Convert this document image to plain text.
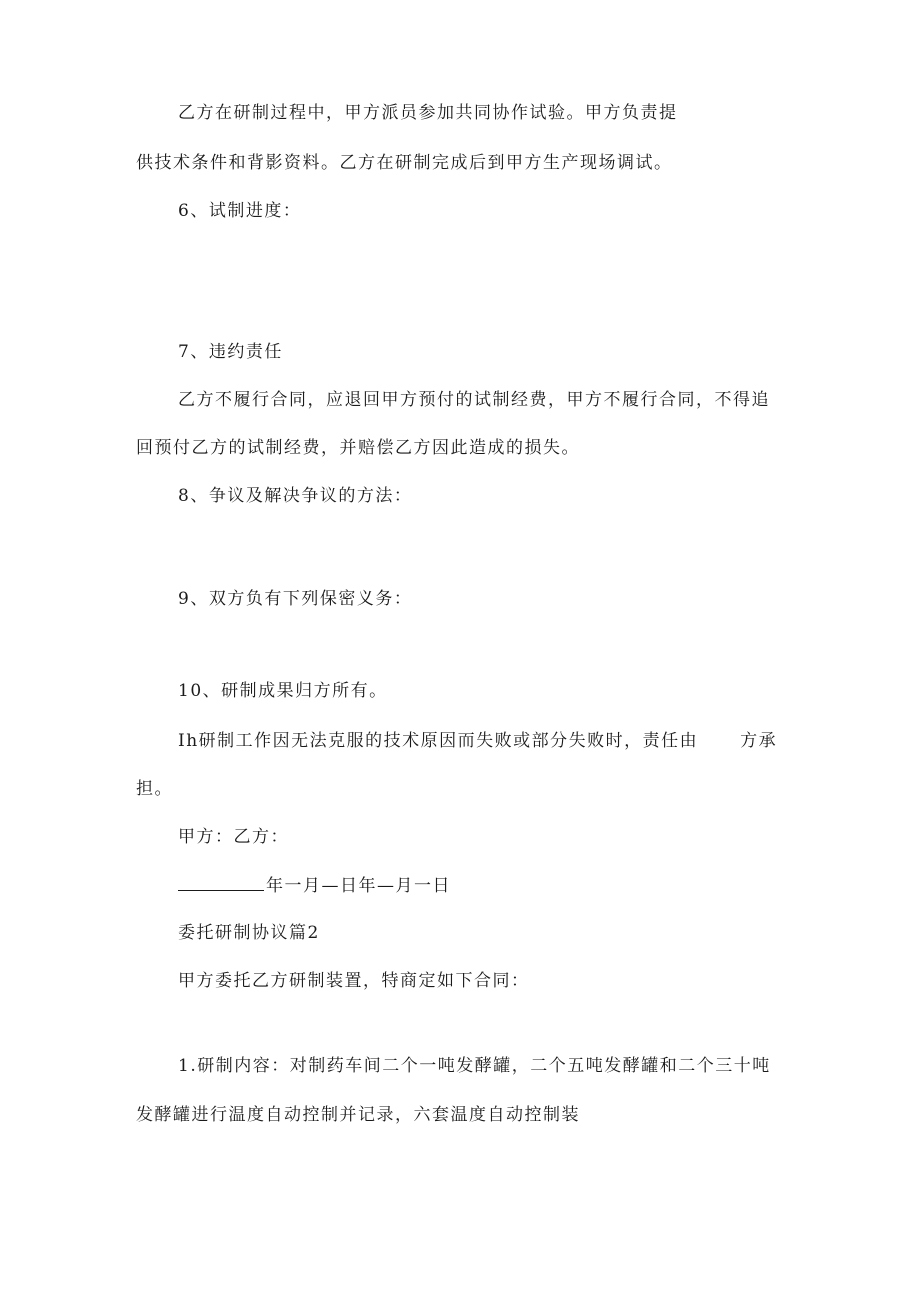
乙方在研制过程中，甲方派员参加共同协作试验。甲方负责提
供技术条件和背影资料。乙方在研制完成后到甲方生产现场调试。
6、试制进度：
7、违约责任
乙方不履行合同，应退回甲方预付的试制经费，甲方不履行合同，不得追
回预付乙方的试制经费，并赔偿乙方因此造成的损失。
8、争议及解决争议的方法：
9、双方负有下列保密义务：
10、研制成果归方所有。
Ih研制工作因无法克服的技术原因而失败或部分失败时，责任由 方承
担。
甲方：乙方：
年一月—日年—月一日
委托研制协议篇2
甲方委托乙方研制装置，特商定如下合同：
1.研制内容：对制药车间二个一吨发酵罐，二个五吨发酵罐和二个三十吨
发酵罐进行温度自动控制并记录，六套温度自动控制装
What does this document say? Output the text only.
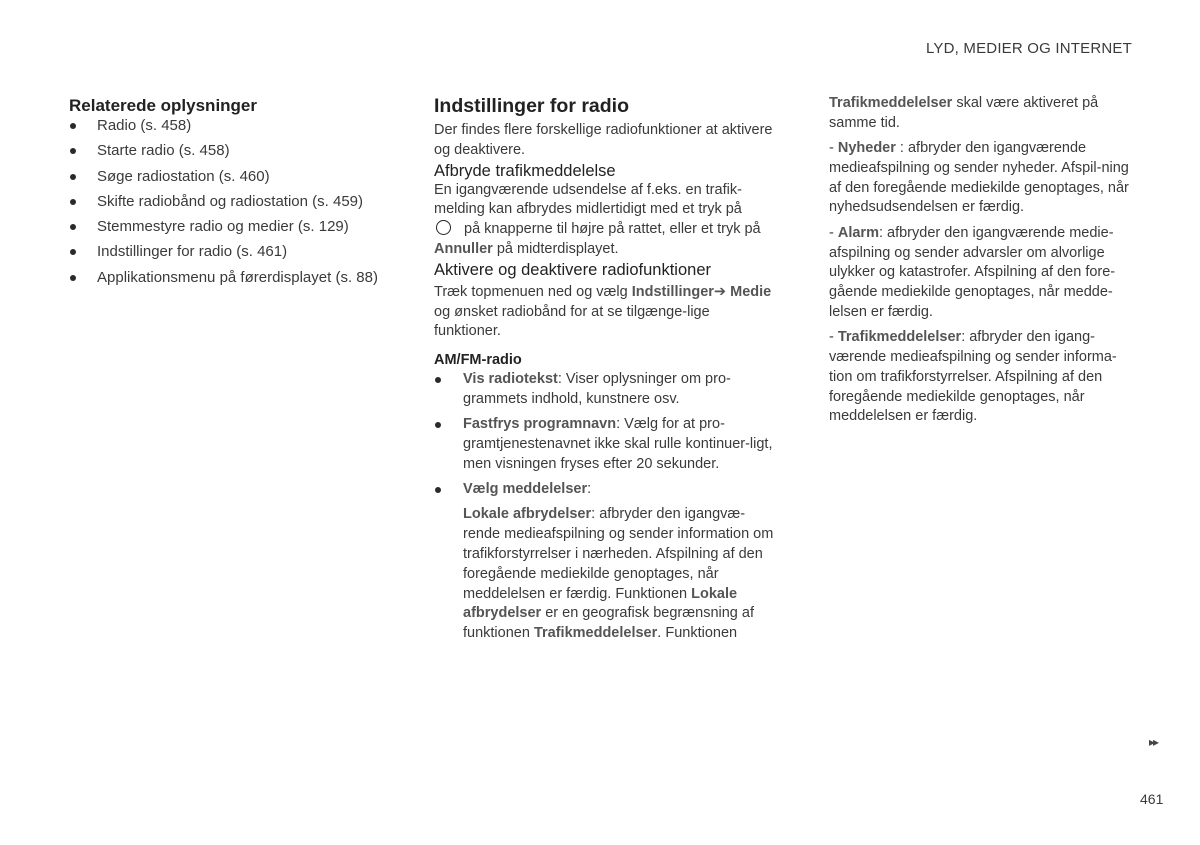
LYD, MEDIER OG INTERNET
Relaterede oplysninger
Radio (s. 458)
Starte radio (s. 458)
Søge radiostation (s. 460)
Skifte radiobånd og radiostation (s. 459)
Stemmestyre radio og medier (s. 129)
Indstillinger for radio (s. 461)
Applikationsmenu på førerdisplayet (s. 88)
Indstillinger for radio

Der findes flere forskellige radiofunktioner at aktivere og deaktivere.

Afbryde trafikmeddelelse

En igangværende udsendelse af f.eks. en trafik-melding kan afbrydes midlertidigt med et tryk på
på knapperne til højre på rattet, eller et tryk på Annuller på midterdisplayet.

Aktivere og deaktivere radiofunktioner

Træk topmenuen ned og vælg Indstillinger➔ Medie og ønsket radiobånd for at se tilgænge-lige funktioner.

AM/FM-radio
Vis radiotekst: Viser oplysninger om pro-grammets indhold, kunstnere osv.
Fastfrys programnavn: Vælg for at pro-gramtjenestenavnet ikke skal rulle kontinuer-ligt, men visningen fryses efter 20 sekunder.
Vælg meddelelser:
Lokale afbrydelser: afbryder den igangvæ-rende medieafspilning og sender information om trafikforstyrrelser i nærheden. Afspilning af den foregående mediekilde genoptages, når meddelelsen er færdig. Funktionen Lokale afbrydelser er en geografisk begrænsning af funktionen Trafikmeddelelser. Funktionen

Trafikmeddelelser skal være aktiveret på samme tid.

- Nyheder : afbryder den igangværende medieafspilning og sender nyheder. Afspil-ning af den foregående mediekilde genoptages, når nyhedsudsendelsen er færdig.

- Alarm: afbryder den igangværende medie-afspilning og sender advarsler om alvorlige ulykker og katastrofer. Afspilning af den fore-gående mediekilde genoptages, når medde-lelsen er færdig.

- Trafikmeddelelser: afbryder den igang-værende medieafspilning og sender informa-tion om trafikforstyrrelser. Afspilning af den foregående mediekilde genoptages, når meddelelsen er færdig.

▸▸
461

**What to produce:** Extract every line containing the string "text" from the data above.

**Result:**
Convert this document image to plain text.
What does this document say? Output the text only.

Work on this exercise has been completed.